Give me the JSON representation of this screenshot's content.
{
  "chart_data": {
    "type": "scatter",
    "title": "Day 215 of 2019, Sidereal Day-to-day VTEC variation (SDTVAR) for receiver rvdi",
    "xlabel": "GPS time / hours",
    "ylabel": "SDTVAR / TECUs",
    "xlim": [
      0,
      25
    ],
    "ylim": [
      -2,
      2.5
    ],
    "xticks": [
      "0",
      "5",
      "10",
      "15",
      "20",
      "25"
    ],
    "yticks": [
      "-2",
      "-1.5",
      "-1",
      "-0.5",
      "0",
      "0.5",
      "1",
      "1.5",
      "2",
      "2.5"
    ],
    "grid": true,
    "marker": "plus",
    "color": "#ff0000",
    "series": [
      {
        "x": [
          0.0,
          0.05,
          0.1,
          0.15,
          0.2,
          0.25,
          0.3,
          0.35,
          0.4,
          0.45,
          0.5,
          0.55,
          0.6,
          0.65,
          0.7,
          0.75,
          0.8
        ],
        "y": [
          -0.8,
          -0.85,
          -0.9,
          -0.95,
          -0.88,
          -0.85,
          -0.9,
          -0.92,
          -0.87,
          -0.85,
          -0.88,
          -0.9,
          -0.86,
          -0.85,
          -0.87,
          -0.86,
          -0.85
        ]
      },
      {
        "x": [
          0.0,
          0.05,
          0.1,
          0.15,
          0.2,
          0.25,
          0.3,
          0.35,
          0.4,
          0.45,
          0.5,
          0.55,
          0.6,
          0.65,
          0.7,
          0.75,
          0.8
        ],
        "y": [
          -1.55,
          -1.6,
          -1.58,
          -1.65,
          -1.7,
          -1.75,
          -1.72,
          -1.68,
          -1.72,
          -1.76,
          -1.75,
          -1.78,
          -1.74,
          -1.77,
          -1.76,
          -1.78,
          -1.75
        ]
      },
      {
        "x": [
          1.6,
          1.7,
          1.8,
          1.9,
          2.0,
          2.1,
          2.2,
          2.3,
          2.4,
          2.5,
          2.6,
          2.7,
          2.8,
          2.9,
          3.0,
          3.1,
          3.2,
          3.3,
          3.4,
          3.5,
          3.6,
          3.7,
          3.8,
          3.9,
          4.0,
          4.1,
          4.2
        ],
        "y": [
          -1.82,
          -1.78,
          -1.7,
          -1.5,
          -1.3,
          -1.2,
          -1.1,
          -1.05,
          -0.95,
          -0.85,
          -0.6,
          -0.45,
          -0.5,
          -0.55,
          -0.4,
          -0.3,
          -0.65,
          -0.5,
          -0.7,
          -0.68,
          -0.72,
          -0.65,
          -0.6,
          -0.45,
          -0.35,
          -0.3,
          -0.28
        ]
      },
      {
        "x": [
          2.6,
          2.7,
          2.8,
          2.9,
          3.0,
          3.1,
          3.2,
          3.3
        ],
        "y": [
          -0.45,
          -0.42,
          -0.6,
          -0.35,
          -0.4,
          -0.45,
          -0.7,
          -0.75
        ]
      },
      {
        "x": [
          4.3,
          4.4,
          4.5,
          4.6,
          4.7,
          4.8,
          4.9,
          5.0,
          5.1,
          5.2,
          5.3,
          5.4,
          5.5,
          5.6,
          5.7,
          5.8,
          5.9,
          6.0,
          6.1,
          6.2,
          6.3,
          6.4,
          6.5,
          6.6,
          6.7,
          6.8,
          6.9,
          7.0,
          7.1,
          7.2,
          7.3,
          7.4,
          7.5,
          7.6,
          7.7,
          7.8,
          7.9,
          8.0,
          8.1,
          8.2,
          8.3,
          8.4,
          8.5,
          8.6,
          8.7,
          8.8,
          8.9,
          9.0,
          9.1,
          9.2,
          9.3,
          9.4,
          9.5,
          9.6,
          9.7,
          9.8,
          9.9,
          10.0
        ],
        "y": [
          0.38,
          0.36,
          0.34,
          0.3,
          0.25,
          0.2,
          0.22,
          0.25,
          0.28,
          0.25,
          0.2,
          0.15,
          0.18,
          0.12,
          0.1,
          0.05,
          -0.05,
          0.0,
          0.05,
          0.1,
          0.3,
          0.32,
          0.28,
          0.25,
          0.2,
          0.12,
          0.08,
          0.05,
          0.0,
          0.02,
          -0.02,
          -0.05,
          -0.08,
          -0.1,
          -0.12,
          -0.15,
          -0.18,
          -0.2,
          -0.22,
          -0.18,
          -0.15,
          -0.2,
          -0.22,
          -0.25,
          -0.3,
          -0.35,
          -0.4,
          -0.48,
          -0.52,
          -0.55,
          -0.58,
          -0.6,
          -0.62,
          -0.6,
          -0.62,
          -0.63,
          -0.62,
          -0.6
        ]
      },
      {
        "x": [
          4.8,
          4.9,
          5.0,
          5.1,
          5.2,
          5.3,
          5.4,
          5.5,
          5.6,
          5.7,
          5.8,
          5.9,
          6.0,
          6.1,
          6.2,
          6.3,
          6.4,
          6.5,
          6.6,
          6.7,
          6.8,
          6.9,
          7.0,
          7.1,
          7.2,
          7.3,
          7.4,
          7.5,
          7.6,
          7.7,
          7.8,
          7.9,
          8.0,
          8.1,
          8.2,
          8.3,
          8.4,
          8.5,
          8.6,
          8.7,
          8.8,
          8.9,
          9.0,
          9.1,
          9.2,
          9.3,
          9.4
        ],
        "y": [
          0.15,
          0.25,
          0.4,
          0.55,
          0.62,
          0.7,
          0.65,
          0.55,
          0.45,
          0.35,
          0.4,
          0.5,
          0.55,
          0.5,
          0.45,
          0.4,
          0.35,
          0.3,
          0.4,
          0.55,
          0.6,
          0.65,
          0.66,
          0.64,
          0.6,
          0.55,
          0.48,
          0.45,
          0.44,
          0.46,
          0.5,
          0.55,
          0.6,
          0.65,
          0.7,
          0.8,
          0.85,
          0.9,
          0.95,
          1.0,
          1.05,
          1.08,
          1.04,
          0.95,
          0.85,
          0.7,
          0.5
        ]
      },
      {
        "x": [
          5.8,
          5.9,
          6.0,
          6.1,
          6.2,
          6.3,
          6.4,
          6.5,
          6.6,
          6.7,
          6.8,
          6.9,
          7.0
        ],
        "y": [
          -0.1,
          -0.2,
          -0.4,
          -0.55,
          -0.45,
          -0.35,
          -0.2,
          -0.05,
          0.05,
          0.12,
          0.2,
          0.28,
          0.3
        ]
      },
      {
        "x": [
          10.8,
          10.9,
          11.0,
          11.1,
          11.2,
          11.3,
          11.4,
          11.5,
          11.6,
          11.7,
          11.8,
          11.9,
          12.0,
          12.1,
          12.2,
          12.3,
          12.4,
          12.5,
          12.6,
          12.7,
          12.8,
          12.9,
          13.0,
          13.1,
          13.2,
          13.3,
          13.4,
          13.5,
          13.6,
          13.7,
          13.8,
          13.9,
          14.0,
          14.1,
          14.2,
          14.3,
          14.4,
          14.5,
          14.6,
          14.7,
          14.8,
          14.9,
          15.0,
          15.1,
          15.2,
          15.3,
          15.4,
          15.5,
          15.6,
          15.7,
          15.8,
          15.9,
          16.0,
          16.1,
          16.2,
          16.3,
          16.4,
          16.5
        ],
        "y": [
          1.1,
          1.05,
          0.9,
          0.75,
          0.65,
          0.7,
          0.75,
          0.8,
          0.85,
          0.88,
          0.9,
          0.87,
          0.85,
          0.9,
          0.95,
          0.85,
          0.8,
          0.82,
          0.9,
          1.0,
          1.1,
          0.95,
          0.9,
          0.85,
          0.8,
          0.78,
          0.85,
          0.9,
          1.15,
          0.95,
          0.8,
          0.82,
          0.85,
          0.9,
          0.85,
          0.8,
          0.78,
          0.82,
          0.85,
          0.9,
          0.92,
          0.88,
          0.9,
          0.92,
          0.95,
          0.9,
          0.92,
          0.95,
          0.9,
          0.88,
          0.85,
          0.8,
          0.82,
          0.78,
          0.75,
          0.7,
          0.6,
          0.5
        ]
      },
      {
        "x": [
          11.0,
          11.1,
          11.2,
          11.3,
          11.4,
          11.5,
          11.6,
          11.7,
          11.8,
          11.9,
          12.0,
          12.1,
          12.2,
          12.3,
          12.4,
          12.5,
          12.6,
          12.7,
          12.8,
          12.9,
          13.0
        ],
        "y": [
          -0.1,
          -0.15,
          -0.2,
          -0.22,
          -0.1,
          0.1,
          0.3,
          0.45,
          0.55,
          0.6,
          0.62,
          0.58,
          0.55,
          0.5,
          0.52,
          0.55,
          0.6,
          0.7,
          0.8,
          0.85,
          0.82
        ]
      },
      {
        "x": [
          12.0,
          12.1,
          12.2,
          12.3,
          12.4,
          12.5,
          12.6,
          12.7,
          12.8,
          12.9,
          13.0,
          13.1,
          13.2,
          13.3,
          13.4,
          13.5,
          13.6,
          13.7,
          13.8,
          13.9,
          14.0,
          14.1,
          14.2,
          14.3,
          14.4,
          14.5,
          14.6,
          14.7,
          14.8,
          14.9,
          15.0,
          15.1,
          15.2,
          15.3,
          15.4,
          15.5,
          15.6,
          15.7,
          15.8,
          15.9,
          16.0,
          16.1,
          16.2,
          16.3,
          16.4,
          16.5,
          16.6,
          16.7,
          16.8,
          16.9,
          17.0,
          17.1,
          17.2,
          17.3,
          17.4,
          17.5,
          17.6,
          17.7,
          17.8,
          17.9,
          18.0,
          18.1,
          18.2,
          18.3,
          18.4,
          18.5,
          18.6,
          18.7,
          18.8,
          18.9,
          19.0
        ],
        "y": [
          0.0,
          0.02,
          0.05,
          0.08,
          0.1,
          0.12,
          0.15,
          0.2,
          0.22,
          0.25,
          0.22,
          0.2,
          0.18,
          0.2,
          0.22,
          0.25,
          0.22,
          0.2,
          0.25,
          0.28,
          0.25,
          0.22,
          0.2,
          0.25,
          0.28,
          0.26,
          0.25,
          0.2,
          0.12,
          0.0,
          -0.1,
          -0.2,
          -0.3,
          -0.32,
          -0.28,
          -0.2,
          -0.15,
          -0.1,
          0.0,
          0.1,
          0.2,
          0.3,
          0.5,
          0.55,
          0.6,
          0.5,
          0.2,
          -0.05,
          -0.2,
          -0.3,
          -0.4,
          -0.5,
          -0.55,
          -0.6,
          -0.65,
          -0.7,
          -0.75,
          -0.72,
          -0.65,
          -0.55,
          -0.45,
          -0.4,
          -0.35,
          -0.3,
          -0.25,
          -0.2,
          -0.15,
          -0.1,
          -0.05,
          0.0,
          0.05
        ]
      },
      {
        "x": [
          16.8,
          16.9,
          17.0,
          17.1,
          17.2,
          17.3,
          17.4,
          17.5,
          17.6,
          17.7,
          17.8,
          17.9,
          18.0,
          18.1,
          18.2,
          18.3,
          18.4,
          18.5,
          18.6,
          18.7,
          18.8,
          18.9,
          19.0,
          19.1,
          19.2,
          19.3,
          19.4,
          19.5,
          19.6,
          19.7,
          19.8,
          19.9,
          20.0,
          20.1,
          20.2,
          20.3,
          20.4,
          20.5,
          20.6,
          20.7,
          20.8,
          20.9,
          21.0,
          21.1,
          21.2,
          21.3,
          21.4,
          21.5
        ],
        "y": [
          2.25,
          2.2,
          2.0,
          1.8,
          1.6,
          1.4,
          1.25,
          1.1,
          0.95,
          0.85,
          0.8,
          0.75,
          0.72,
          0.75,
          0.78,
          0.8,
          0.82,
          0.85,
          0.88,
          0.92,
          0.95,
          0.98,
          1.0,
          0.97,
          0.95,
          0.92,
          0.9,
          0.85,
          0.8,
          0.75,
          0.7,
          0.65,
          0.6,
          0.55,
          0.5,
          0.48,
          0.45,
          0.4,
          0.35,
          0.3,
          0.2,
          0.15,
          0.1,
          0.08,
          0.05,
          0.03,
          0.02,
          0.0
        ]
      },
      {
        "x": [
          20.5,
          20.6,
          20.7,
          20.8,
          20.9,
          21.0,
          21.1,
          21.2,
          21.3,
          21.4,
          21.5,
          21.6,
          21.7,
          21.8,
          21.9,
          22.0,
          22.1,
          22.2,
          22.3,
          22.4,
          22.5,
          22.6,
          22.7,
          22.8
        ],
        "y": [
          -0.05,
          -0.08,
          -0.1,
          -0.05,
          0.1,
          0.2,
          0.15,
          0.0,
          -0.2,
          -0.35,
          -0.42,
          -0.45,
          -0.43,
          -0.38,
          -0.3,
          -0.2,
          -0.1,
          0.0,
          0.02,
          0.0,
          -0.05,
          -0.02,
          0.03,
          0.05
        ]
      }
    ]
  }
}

=-=-=-=-=

## Prompt
The lines above form a set of records; determine how many of them contain the string "SDTVAR" and give that number alone.

## Written reply
2